WRITTEN EXERCISE: Please copy exactly the lines that begin with the one containing "Read all visible content and emit it as JSON." and end with the last line of the entries.

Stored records
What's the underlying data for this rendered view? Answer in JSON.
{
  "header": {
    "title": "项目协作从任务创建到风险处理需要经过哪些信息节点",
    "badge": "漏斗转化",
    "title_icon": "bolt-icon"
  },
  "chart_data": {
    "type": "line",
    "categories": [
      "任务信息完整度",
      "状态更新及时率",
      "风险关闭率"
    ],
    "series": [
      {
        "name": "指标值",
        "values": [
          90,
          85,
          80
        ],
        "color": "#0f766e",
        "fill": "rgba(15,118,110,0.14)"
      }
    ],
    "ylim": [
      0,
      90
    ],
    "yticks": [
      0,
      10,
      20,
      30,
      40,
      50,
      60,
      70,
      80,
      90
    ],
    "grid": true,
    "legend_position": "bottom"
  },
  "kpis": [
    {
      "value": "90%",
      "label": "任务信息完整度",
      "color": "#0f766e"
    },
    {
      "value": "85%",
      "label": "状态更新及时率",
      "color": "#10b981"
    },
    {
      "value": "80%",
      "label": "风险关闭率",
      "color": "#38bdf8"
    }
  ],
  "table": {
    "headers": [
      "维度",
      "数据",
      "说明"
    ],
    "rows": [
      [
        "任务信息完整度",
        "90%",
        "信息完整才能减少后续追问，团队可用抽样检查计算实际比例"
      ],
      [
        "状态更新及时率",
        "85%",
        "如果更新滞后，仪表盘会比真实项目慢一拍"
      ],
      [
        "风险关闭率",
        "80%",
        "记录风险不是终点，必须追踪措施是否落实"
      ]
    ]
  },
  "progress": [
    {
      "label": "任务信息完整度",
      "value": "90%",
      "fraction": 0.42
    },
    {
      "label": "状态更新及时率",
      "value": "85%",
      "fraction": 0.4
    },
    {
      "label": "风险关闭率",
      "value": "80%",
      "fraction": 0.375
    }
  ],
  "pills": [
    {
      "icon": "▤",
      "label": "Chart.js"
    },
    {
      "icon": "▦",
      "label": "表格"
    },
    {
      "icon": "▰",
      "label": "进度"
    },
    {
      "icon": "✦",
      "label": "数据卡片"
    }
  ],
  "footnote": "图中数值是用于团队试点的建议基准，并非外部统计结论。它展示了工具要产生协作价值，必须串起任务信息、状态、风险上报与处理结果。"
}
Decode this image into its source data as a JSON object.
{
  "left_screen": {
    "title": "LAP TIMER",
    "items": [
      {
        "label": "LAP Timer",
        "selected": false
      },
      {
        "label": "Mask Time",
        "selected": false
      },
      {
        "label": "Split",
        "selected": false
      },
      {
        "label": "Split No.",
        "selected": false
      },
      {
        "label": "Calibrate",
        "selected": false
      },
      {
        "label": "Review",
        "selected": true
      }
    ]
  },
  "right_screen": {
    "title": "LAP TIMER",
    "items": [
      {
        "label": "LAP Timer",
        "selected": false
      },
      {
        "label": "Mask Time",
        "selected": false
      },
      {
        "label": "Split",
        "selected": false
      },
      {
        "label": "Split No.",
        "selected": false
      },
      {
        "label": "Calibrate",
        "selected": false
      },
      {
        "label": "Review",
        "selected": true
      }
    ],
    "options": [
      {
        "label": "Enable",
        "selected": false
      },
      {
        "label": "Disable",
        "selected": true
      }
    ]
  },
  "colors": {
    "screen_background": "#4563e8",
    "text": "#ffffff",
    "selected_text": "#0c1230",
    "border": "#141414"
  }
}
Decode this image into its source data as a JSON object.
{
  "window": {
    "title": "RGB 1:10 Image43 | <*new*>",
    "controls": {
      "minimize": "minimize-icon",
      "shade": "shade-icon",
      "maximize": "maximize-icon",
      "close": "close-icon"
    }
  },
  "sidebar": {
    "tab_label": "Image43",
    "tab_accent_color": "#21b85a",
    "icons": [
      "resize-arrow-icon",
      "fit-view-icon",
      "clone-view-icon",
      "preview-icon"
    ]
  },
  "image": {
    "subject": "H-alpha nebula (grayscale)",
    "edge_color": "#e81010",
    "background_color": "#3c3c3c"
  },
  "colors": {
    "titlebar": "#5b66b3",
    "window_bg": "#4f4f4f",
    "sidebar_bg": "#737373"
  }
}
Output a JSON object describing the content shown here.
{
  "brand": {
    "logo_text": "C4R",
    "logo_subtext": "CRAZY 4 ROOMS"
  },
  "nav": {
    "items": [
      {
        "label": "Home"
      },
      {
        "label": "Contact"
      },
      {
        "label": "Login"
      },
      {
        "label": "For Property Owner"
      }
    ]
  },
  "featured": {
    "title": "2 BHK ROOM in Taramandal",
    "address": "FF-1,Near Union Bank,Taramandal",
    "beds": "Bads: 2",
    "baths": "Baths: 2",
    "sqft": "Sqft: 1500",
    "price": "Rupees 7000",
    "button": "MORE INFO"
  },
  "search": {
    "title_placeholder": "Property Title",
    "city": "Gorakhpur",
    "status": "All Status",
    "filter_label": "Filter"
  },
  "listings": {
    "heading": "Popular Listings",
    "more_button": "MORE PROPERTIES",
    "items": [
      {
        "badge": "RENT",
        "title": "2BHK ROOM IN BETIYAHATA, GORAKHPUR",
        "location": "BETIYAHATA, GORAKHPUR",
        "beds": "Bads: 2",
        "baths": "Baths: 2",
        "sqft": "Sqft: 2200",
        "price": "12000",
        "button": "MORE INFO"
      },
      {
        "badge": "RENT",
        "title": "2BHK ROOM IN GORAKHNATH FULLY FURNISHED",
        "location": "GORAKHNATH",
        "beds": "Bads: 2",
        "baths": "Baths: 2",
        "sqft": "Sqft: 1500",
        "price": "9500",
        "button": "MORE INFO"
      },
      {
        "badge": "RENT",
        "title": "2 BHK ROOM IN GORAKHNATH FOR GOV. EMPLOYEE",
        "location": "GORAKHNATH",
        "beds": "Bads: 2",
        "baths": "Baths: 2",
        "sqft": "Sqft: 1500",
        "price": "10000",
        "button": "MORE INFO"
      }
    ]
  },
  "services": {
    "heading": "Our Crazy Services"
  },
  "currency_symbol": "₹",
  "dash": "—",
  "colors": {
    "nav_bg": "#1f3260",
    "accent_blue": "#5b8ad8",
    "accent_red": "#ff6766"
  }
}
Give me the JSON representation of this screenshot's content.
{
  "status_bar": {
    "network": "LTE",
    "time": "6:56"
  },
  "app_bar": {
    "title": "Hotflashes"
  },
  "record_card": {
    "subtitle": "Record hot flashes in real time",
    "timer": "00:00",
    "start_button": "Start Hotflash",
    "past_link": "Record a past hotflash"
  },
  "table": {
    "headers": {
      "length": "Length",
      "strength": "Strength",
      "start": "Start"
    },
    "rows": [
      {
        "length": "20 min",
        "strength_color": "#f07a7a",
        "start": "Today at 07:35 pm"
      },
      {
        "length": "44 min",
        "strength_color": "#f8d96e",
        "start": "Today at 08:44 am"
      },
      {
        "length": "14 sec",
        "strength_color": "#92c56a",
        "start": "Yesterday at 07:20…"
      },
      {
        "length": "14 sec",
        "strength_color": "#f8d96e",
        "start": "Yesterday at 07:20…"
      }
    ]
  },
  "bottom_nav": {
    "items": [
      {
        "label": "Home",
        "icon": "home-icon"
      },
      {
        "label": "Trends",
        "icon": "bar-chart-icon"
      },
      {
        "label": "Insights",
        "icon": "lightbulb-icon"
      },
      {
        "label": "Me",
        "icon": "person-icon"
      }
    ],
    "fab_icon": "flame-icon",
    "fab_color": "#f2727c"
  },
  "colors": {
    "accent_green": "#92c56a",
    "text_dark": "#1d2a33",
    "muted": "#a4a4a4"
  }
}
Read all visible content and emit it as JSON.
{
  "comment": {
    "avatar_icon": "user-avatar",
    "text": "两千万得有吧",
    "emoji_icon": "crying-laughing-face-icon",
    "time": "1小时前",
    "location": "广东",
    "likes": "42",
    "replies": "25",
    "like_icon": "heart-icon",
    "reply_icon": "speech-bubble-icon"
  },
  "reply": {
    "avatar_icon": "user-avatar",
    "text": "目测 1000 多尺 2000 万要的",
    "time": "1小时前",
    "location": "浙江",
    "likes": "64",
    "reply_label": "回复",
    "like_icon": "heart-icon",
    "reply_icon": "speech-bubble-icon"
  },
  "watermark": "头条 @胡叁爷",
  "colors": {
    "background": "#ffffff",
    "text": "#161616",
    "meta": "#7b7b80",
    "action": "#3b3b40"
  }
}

RESPONSE:
Read all visible content and emit it as JSON.
{
  "comment": {
    "avatar_icon": "user-avatar",
    "text": "两千万得有吧",
    "emoji_icon": "crying-laughing-face-icon",
    "time": "1小时前",
    "location": "广东",
    "likes": "42",
    "replies": "25",
    "like_icon": "heart-icon",
    "reply_icon": "speech-bubble-icon"
  },
  "reply": {
    "avatar_icon": "user-avatar",
    "text": "目测 1000 多尺 2000 万要的",
    "time": "1小时前",
    "location": "浙江",
    "likes": "64",
    "reply_label": "回复",
    "like_icon": "heart-icon",
    "reply_icon": "speech-bubble-icon"
  },
  "watermark": "头条 @胡叁爷",
  "colors": {
    "background": "#ffffff",
    "text": "#161616",
    "meta": "#7b7b80",
    "action": "#3b3b40"
  }
}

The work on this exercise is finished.